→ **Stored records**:
###

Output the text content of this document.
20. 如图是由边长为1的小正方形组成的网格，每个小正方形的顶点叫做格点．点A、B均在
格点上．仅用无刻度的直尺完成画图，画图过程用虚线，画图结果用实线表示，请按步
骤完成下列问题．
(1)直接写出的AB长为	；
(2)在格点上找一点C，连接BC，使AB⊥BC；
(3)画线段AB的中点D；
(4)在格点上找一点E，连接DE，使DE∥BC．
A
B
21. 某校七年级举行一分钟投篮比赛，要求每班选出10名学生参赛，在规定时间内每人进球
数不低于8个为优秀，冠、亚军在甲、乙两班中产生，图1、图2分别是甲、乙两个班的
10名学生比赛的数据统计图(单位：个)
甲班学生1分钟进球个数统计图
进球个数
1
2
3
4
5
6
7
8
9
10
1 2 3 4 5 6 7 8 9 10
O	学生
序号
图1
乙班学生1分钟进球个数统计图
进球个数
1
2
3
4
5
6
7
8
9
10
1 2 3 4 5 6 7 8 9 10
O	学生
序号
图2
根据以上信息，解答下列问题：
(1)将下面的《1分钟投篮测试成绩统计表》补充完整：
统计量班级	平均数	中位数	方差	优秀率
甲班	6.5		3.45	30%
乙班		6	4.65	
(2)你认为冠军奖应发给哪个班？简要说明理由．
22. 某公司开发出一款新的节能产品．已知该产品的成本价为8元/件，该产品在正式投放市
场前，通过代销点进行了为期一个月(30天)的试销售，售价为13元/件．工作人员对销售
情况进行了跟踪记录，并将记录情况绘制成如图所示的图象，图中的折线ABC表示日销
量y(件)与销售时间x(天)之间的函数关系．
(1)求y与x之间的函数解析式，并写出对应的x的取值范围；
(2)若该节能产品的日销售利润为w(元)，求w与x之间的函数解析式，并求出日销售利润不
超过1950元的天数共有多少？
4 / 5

###

→ **WHAT IS BEING ASKED**: Take the records above and return them exactly as written.

→ **COMPLETED TASK**:
Output the text content of this document.
20. 如图是由边长为1的小正方形组成的网格，每个小正方形的顶点叫做格点．点A、B均在
格点上．仅用无刻度的直尺完成画图，画图过程用虚线，画图结果用实线表示，请按步
骤完成下列问题．
(1)直接写出的AB长为	；
(2)在格点上找一点C，连接BC，使AB⊥BC；
(3)画线段AB的中点D；
(4)在格点上找一点E，连接DE，使DE∥BC．
A
B
21. 某校七年级举行一分钟投篮比赛，要求每班选出10名学生参赛，在规定时间内每人进球
数不低于8个为优秀，冠、亚军在甲、乙两班中产生，图1、图2分别是甲、乙两个班的
10名学生比赛的数据统计图(单位：个)
甲班学生1分钟进球个数统计图
进球个数
1
2
3
4
5
6
7
8
9
10
1 2 3 4 5 6 7 8 9 10
O	学生
序号
图1
乙班学生1分钟进球个数统计图
进球个数
1
2
3
4
5
6
7
8
9
10
1 2 3 4 5 6 7 8 9 10
O	学生
序号
图2
根据以上信息，解答下列问题：
(1)将下面的《1分钟投篮测试成绩统计表》补充完整：
统计量班级	平均数	中位数	方差	优秀率
甲班	6.5		3.45	30%
乙班		6	4.65	
(2)你认为冠军奖应发给哪个班？简要说明理由．
22. 某公司开发出一款新的节能产品．已知该产品的成本价为8元/件，该产品在正式投放市
场前，通过代销点进行了为期一个月(30天)的试销售，售价为13元/件．工作人员对销售
情况进行了跟踪记录，并将记录情况绘制成如图所示的图象，图中的折线ABC表示日销
量y(件)与销售时间x(天)之间的函数关系．
(1)求y与x之间的函数解析式，并写出对应的x的取值范围；
(2)若该节能产品的日销售利润为w(元)，求w与x之间的函数解析式，并求出日销售利润不
超过1950元的天数共有多少？
4 / 5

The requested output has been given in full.